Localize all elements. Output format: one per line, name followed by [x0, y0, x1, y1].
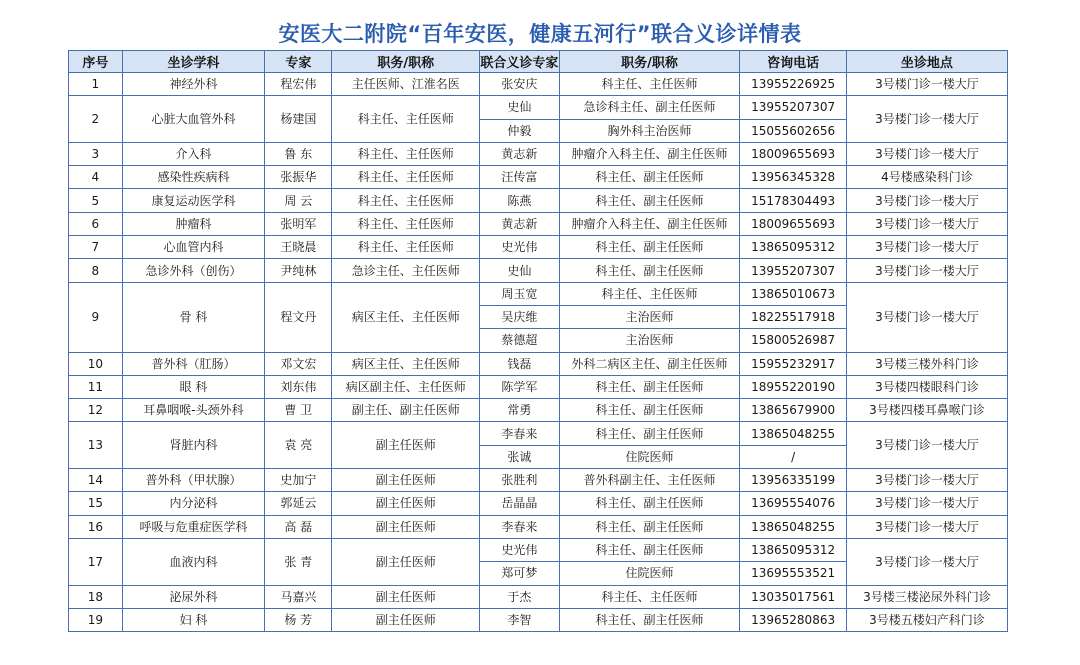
partner-name-cell: 周玉宽 — [480, 282, 560, 305]
table-row — [69, 352, 1008, 375]
col-header-phone: 咨询电话 — [740, 51, 846, 73]
phone-cell: 13956345328 — [740, 166, 846, 189]
table-row — [69, 189, 1008, 212]
expert-name-cell: 张振华 — [265, 166, 332, 189]
location-cell: 3号楼四楼眼科门诊 — [846, 375, 1007, 398]
partner-title-cell: 科主任、副主任医师 — [559, 375, 740, 398]
partner-name-cell: 黄志新 — [480, 212, 560, 235]
expert-title-cell: 副主任医师 — [332, 422, 480, 469]
partner-title-cell: 科主任、副主任医师 — [559, 236, 740, 259]
location-cell: 3号楼三楼泌尿外科门诊 — [846, 585, 1007, 608]
expert-title-cell: 科主任、主任医师 — [332, 166, 480, 189]
phone-cell: 18955220190 — [740, 375, 846, 398]
location-cell: 3号楼门诊一楼大厅 — [846, 538, 1007, 585]
row-number: 14 — [69, 469, 123, 492]
phone-cell: 13955207307 — [740, 96, 846, 119]
table-row — [69, 422, 1008, 445]
department-cell: 肿瘤科 — [122, 212, 265, 235]
department-cell: 心脏大血管外科 — [122, 96, 265, 143]
department-cell: 呼吸与危重症医学科 — [122, 515, 265, 538]
partner-name-cell: 蔡德超 — [480, 329, 560, 352]
table-row — [69, 96, 1008, 119]
partner-title-cell: 科主任、副主任医师 — [559, 492, 740, 515]
expert-name-cell: 张 青 — [265, 538, 332, 585]
department-cell: 肾脏内科 — [122, 422, 265, 469]
phone-cell: 15178304493 — [740, 189, 846, 212]
row-number: 17 — [69, 538, 123, 585]
partner-name-cell: 陈燕 — [480, 189, 560, 212]
partner-title-cell: 住院医师 — [559, 445, 740, 468]
phone-cell: 13695553521 — [740, 562, 846, 585]
partner-title-cell: 科主任、主任医师 — [559, 282, 740, 305]
expert-title-cell: 副主任医师 — [332, 585, 480, 608]
phone-cell: 13955226925 — [740, 73, 846, 96]
partner-name-cell: 于杰 — [480, 585, 560, 608]
phone-cell: 18225517918 — [740, 305, 846, 328]
table-row — [69, 469, 1008, 492]
expert-name-cell: 史加宁 — [265, 469, 332, 492]
partner-title-cell: 科主任、副主任医师 — [559, 538, 740, 561]
partner-name-cell: 吴庆维 — [480, 305, 560, 328]
department-cell: 妇 科 — [122, 608, 265, 631]
location-cell: 3号楼四楼耳鼻喉门诊 — [846, 399, 1007, 422]
row-number: 11 — [69, 375, 123, 398]
table-header-row — [69, 51, 1008, 73]
row-number: 4 — [69, 166, 123, 189]
partner-name-cell: 张诚 — [480, 445, 560, 468]
expert-name-cell: 邓文宏 — [265, 352, 332, 375]
phone-cell: 13865679900 — [740, 399, 846, 422]
department-cell: 心血管内科 — [122, 236, 265, 259]
expert-title-cell: 科主任、主任医师 — [332, 212, 480, 235]
table-row — [69, 608, 1008, 631]
row-number: 12 — [69, 399, 123, 422]
table-row — [69, 212, 1008, 235]
partner-title-cell: 科主任、副主任医师 — [559, 259, 740, 282]
row-number: 7 — [69, 236, 123, 259]
expert-title-cell: 病区主任、主任医师 — [332, 352, 480, 375]
phone-cell: 13865048255 — [740, 422, 846, 445]
location-cell: 3号楼门诊一楼大厅 — [846, 236, 1007, 259]
row-number: 18 — [69, 585, 123, 608]
expert-name-cell: 尹纯林 — [265, 259, 332, 282]
department-cell: 普外科（甲状腺） — [122, 469, 265, 492]
table-row — [69, 515, 1008, 538]
expert-title-cell: 副主任医师 — [332, 492, 480, 515]
table-body — [69, 73, 1008, 632]
col-header-expert: 专家 — [265, 51, 332, 73]
phone-cell: 18009655693 — [740, 212, 846, 235]
expert-name-cell: 杨建国 — [265, 96, 332, 143]
expert-name-cell: 王晓晨 — [265, 236, 332, 259]
row-number: 1 — [69, 73, 123, 96]
partner-name-cell: 李春来 — [480, 515, 560, 538]
partner-name-cell: 张胜利 — [480, 469, 560, 492]
expert-title-cell: 科主任、主任医师 — [332, 142, 480, 165]
table-row — [69, 585, 1008, 608]
expert-title-cell: 副主任医师 — [332, 515, 480, 538]
partner-title-cell: 科主任、副主任医师 — [559, 189, 740, 212]
phone-cell: 13956335199 — [740, 469, 846, 492]
col-header-dept: 坐诊学科 — [122, 51, 265, 73]
partner-title-cell: 科主任、主任医师 — [559, 73, 740, 96]
table-row — [69, 73, 1008, 96]
expert-title-cell: 科主任、主任医师 — [332, 236, 480, 259]
location-cell: 3号楼门诊一楼大厅 — [846, 73, 1007, 96]
row-number: 9 — [69, 282, 123, 352]
partner-title-cell: 科主任、副主任医师 — [559, 166, 740, 189]
expert-name-cell: 袁 亮 — [265, 422, 332, 469]
department-cell: 普外科（肛肠） — [122, 352, 265, 375]
row-number: 10 — [69, 352, 123, 375]
phone-cell: 13865048255 — [740, 515, 846, 538]
location-cell: 3号楼门诊一楼大厅 — [846, 492, 1007, 515]
phone-cell: 13865095312 — [740, 538, 846, 561]
department-cell: 介入科 — [122, 142, 265, 165]
phone-cell: 18009655693 — [740, 142, 846, 165]
row-number: 5 — [69, 189, 123, 212]
phone-cell: 13965280863 — [740, 608, 846, 631]
phone-cell: 15055602656 — [740, 119, 846, 142]
col-header-location: 坐诊地点 — [846, 51, 1007, 73]
department-cell: 眼 科 — [122, 375, 265, 398]
expert-title-cell: 急诊主任、主任医师 — [332, 259, 480, 282]
partner-title-cell: 主治医师 — [559, 329, 740, 352]
expert-title-cell: 副主任医师 — [332, 469, 480, 492]
phone-cell: 13035017561 — [740, 585, 846, 608]
expert-name-cell: 高 磊 — [265, 515, 332, 538]
location-cell: 3号楼门诊一楼大厅 — [846, 469, 1007, 492]
partner-title-cell: 急诊科主任、副主任医师 — [559, 96, 740, 119]
department-cell: 感染性疾病科 — [122, 166, 265, 189]
expert-name-cell: 马嘉兴 — [265, 585, 332, 608]
phone-cell: 13865095312 — [740, 236, 846, 259]
partner-name-cell: 史光伟 — [480, 538, 560, 561]
row-number: 16 — [69, 515, 123, 538]
phone-cell: 13955207307 — [740, 259, 846, 282]
partner-title-cell: 主治医师 — [559, 305, 740, 328]
expert-title-cell: 科主任、主任医师 — [332, 189, 480, 212]
expert-title-cell: 副主任医师 — [332, 608, 480, 631]
partner-title-cell: 科主任、副主任医师 — [559, 422, 740, 445]
expert-title-cell: 科主任、主任医师 — [332, 96, 480, 143]
page-title: 安医大二附院“百年安医，健康五河行”联合义诊详情表 — [278, 22, 802, 46]
partner-name-cell: 岳晶晶 — [480, 492, 560, 515]
row-number: 15 — [69, 492, 123, 515]
clinic-schedule-table — [68, 50, 1008, 632]
partner-name-cell: 仲毅 — [480, 119, 560, 142]
phone-cell: 15800526987 — [740, 329, 846, 352]
phone-cell: / — [740, 445, 846, 468]
expert-name-cell: 杨 芳 — [265, 608, 332, 631]
row-number: 13 — [69, 422, 123, 469]
row-number: 2 — [69, 96, 123, 143]
partner-title-cell: 胸外科主治医师 — [559, 119, 740, 142]
partner-name-cell: 史光伟 — [480, 236, 560, 259]
expert-name-cell: 郭延云 — [265, 492, 332, 515]
location-cell: 3号楼五楼妇产科门诊 — [846, 608, 1007, 631]
expert-title-cell: 副主任医师 — [332, 538, 480, 585]
partner-name-cell: 钱磊 — [480, 352, 560, 375]
partner-title-cell: 普外科副主任、主任医师 — [559, 469, 740, 492]
partner-name-cell: 李智 — [480, 608, 560, 631]
expert-title-cell: 副主任、副主任医师 — [332, 399, 480, 422]
expert-title-cell: 病区副主任、主任医师 — [332, 375, 480, 398]
table-row — [69, 375, 1008, 398]
partner-title-cell: 肿瘤介入科主任、副主任医师 — [559, 142, 740, 165]
location-cell: 3号楼门诊一楼大厅 — [846, 259, 1007, 282]
expert-title-cell: 主任医师、江淮名医 — [332, 73, 480, 96]
partner-name-cell: 史仙 — [480, 259, 560, 282]
table-row — [69, 399, 1008, 422]
expert-name-cell: 程文丹 — [265, 282, 332, 352]
department-cell: 康复运动医学科 — [122, 189, 265, 212]
department-cell: 内分泌科 — [122, 492, 265, 515]
partner-name-cell: 李春来 — [480, 422, 560, 445]
row-number: 3 — [69, 142, 123, 165]
expert-name-cell: 曹 卫 — [265, 399, 332, 422]
partner-title-cell: 科主任、副主任医师 — [559, 608, 740, 631]
table-row — [69, 236, 1008, 259]
phone-cell: 15955232917 — [740, 352, 846, 375]
row-number: 6 — [69, 212, 123, 235]
partner-name-cell: 陈学军 — [480, 375, 560, 398]
partner-title-cell: 科主任、副主任医师 — [559, 399, 740, 422]
department-cell: 骨 科 — [122, 282, 265, 352]
expert-name-cell: 鲁 东 — [265, 142, 332, 165]
department-cell: 泌尿外科 — [122, 585, 265, 608]
phone-cell: 13695554076 — [740, 492, 846, 515]
department-cell: 急诊外科（创伤） — [122, 259, 265, 282]
expert-title-cell: 病区主任、主任医师 — [332, 282, 480, 352]
expert-name-cell: 周 云 — [265, 189, 332, 212]
table-row — [69, 142, 1008, 165]
location-cell: 3号楼三楼外科门诊 — [846, 352, 1007, 375]
partner-name-cell: 张安庆 — [480, 73, 560, 96]
col-header-partner-title: 职务/职称 — [559, 51, 740, 73]
location-cell: 3号楼门诊一楼大厅 — [846, 142, 1007, 165]
location-cell: 3号楼门诊一楼大厅 — [846, 96, 1007, 143]
table-row — [69, 282, 1008, 305]
department-cell: 血液内科 — [122, 538, 265, 585]
col-header-partner: 联合义诊专家 — [480, 51, 560, 73]
department-cell: 神经外科 — [122, 73, 265, 96]
partner-title-cell: 科主任、主任医师 — [559, 585, 740, 608]
partner-name-cell: 汪传富 — [480, 166, 560, 189]
location-cell: 3号楼门诊一楼大厅 — [846, 282, 1007, 352]
col-header-no: 序号 — [69, 51, 123, 73]
phone-cell: 13865010673 — [740, 282, 846, 305]
location-cell: 4号楼感染科门诊 — [846, 166, 1007, 189]
partner-title-cell: 外科二病区主任、副主任医师 — [559, 352, 740, 375]
location-cell: 3号楼门诊一楼大厅 — [846, 515, 1007, 538]
partner-name-cell: 郑可梦 — [480, 562, 560, 585]
partner-title-cell: 住院医师 — [559, 562, 740, 585]
partner-name-cell: 黄志新 — [480, 142, 560, 165]
partner-title-cell: 肿瘤介入科主任、副主任医师 — [559, 212, 740, 235]
location-cell: 3号楼门诊一楼大厅 — [846, 189, 1007, 212]
table-row — [69, 492, 1008, 515]
col-header-title: 职务/职称 — [332, 51, 480, 73]
row-number: 19 — [69, 608, 123, 631]
table-row — [69, 166, 1008, 189]
partner-title-cell: 科主任、副主任医师 — [559, 515, 740, 538]
partner-name-cell: 史仙 — [480, 96, 560, 119]
expert-name-cell: 刘东伟 — [265, 375, 332, 398]
expert-name-cell: 张明军 — [265, 212, 332, 235]
row-number: 8 — [69, 259, 123, 282]
location-cell: 3号楼门诊一楼大厅 — [846, 212, 1007, 235]
table-row — [69, 538, 1008, 561]
expert-name-cell: 程宏伟 — [265, 73, 332, 96]
partner-name-cell: 常勇 — [480, 399, 560, 422]
table-row — [69, 259, 1008, 282]
department-cell: 耳鼻咽喉-头颈外科 — [122, 399, 265, 422]
location-cell: 3号楼门诊一楼大厅 — [846, 422, 1007, 469]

----------

§ **Exercise**
Copy unchanged the entries from the line containing "partner-name-cell: 周玉宽 — [480, 282, 560, 305]" through the line containing "expert-name-cell: 张振华 — [265, 166, 332, 189]", including both of those lines.

§ **Solution to this task**
partner-name-cell: 周玉宽 — [480, 282, 560, 305]
table-row — [69, 352, 1008, 375]
col-header-phone: 咨询电话 — [740, 51, 846, 73]
phone-cell: 13956345328 — [740, 166, 846, 189]
table-row — [69, 189, 1008, 212]
expert-name-cell: 张振华 — [265, 166, 332, 189]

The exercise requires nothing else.